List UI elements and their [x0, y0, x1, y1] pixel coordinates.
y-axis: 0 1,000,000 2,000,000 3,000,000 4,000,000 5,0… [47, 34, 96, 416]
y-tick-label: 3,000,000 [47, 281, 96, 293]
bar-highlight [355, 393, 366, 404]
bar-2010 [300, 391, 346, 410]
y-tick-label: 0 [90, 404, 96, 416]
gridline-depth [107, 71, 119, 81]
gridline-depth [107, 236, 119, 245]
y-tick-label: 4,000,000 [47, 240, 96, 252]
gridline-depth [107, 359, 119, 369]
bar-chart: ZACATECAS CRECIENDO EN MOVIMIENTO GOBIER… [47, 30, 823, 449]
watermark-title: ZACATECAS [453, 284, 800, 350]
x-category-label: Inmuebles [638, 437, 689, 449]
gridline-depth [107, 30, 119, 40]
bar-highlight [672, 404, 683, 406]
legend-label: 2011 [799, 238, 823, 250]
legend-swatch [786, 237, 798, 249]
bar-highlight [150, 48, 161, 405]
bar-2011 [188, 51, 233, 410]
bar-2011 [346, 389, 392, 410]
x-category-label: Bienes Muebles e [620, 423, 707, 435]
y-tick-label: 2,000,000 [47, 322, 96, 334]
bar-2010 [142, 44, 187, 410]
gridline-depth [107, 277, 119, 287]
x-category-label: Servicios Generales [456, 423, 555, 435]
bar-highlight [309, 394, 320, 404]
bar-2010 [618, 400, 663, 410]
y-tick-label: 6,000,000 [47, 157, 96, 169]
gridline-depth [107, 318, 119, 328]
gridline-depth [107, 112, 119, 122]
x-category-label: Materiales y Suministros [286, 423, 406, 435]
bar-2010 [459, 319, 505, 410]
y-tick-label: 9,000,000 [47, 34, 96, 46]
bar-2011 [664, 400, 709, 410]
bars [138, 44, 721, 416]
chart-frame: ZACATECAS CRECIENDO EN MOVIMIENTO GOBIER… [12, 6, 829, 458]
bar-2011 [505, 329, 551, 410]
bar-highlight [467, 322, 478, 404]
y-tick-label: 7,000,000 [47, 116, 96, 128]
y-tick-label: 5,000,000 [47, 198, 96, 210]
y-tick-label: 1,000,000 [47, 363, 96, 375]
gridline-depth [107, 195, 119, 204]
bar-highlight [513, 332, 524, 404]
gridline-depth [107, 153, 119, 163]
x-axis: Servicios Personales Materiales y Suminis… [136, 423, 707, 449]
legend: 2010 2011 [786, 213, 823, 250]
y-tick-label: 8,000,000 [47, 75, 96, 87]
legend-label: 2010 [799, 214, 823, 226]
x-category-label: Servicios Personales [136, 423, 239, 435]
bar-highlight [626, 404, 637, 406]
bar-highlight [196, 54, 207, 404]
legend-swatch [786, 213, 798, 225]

> **Task prompt**
Reproduce every line above word for word, from the first to the last.

> **Exercise output**
List UI elements and their [x0, y0, x1, y1] pixel coordinates.
y-axis: 0 1,000,000 2,000,000 3,000,000 4,000,000 5,0… [47, 34, 96, 416]
y-tick-label: 3,000,000 [47, 281, 96, 293]
bar-highlight [355, 393, 366, 404]
bar-2010 [300, 391, 346, 410]
y-tick-label: 0 [90, 404, 96, 416]
gridline-depth [107, 71, 119, 81]
gridline-depth [107, 236, 119, 245]
y-tick-label: 4,000,000 [47, 240, 96, 252]
gridline-depth [107, 359, 119, 369]
bar-chart: ZACATECAS CRECIENDO EN MOVIMIENTO GOBIER… [47, 30, 823, 449]
watermark-title: ZACATECAS [453, 284, 800, 350]
x-category-label: Inmuebles [638, 437, 689, 449]
gridline-depth [107, 30, 119, 40]
bar-highlight [672, 404, 683, 406]
legend-label: 2011 [799, 238, 823, 250]
legend-swatch [786, 237, 798, 249]
bar-highlight [150, 48, 161, 405]
bar-2011 [188, 51, 233, 410]
bar-2011 [346, 389, 392, 410]
x-category-label: Bienes Muebles e [620, 423, 707, 435]
y-tick-label: 2,000,000 [47, 322, 96, 334]
bar-2010 [142, 44, 187, 410]
gridline-depth [107, 277, 119, 287]
x-category-label: Servicios Generales [456, 423, 555, 435]
bar-highlight [309, 394, 320, 404]
bar-2010 [618, 400, 663, 410]
y-tick-label: 6,000,000 [47, 157, 96, 169]
gridline-depth [107, 318, 119, 328]
gridline-depth [107, 112, 119, 122]
x-category-label: Materiales y Suministros [286, 423, 406, 435]
bar-2010 [459, 319, 505, 410]
y-tick-label: 9,000,000 [47, 34, 96, 46]
bar-2011 [664, 400, 709, 410]
bars [138, 44, 721, 416]
chart-frame: ZACATECAS CRECIENDO EN MOVIMIENTO GOBIER… [12, 6, 829, 458]
bar-2011 [505, 329, 551, 410]
bar-highlight [467, 322, 478, 404]
y-tick-label: 7,000,000 [47, 116, 96, 128]
y-tick-label: 5,000,000 [47, 198, 96, 210]
y-tick-label: 1,000,000 [47, 363, 96, 375]
gridline-depth [107, 195, 119, 204]
bar-highlight [513, 332, 524, 404]
gridline-depth [107, 153, 119, 163]
x-axis: Servicios Personales Materiales y Suminis… [136, 423, 707, 449]
legend: 2010 2011 [786, 213, 823, 250]
y-tick-label: 8,000,000 [47, 75, 96, 87]
legend-label: 2010 [799, 214, 823, 226]
x-category-label: Servicios Personales [136, 423, 239, 435]
bar-highlight [626, 404, 637, 406]
bar-highlight [196, 54, 207, 404]
legend-swatch [786, 213, 798, 225]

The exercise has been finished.